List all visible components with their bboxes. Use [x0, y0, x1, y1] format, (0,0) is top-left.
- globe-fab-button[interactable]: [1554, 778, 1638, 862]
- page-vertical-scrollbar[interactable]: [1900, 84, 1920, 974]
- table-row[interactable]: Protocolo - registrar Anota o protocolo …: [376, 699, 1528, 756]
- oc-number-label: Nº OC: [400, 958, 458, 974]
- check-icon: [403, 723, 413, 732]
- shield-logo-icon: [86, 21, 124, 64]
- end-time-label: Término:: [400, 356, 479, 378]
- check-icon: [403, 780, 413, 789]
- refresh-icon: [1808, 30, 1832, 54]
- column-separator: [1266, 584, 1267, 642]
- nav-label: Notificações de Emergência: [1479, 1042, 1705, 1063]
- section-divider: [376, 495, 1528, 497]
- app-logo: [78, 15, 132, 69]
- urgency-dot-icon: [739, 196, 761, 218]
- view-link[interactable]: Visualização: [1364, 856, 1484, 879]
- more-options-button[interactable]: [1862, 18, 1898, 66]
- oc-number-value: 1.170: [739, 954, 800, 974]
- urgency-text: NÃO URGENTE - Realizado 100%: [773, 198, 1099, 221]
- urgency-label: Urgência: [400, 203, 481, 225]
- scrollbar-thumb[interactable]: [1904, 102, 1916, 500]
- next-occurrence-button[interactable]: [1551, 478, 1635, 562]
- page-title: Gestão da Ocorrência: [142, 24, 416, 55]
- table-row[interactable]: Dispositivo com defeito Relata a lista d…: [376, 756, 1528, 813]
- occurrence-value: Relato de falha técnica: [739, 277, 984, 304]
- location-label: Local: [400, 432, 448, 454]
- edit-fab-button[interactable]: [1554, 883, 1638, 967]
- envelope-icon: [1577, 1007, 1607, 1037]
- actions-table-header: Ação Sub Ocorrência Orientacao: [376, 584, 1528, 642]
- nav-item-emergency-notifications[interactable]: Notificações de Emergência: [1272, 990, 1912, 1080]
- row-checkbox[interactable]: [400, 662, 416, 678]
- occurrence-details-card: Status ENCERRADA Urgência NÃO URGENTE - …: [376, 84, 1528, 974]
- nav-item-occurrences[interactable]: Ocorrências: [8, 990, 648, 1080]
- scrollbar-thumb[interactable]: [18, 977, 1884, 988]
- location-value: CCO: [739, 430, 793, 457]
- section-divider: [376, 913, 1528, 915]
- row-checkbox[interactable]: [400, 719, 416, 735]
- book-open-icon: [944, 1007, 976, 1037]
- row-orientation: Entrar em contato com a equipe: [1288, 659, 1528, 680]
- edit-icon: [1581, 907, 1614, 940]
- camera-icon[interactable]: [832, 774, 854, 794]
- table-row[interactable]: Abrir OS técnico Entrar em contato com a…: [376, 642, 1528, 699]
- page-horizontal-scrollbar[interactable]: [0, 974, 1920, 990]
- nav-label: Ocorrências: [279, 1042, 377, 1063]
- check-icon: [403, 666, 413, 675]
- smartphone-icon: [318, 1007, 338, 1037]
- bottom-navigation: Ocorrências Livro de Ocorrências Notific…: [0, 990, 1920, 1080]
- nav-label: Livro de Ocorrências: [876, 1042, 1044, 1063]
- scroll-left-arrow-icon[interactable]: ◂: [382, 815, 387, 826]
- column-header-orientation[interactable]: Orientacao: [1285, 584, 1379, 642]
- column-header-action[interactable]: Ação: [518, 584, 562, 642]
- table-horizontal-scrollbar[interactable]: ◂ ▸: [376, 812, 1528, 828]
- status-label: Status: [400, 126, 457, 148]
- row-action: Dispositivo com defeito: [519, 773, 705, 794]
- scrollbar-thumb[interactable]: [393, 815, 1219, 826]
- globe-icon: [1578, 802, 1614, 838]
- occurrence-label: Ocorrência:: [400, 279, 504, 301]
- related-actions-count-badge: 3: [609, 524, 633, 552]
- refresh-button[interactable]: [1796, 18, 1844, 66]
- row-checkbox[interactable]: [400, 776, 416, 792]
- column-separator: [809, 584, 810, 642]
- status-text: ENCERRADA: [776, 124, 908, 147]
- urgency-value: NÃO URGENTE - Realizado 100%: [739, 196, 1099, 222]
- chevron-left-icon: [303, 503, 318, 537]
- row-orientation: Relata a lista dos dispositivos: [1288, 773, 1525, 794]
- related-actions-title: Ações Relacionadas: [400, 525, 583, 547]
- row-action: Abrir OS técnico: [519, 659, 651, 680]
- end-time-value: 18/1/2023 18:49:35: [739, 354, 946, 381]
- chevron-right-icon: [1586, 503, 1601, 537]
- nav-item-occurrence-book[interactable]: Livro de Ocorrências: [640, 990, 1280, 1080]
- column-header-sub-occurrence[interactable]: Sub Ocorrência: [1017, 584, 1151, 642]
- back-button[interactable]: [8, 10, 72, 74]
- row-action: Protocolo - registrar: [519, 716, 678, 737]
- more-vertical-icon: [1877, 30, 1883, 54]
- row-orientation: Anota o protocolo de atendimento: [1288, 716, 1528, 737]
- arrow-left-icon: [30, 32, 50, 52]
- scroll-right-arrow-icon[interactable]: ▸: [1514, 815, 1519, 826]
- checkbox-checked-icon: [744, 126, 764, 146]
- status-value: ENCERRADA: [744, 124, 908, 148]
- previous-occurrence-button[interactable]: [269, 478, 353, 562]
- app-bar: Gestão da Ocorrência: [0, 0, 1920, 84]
· · · · · · ·
GOAL OF THE EXERCISE ::
Please find every line in the rows above that contains the word "Urgência", treating case as significant, and copy each of those lines.

ANSWER TO THE EXERCISE ::
- urgency-label: Urgência: [400, 203, 481, 225]
- occurrence-details-card: Status ENCERRADA Urgência NÃO URGENTE - …: [376, 84, 1528, 974]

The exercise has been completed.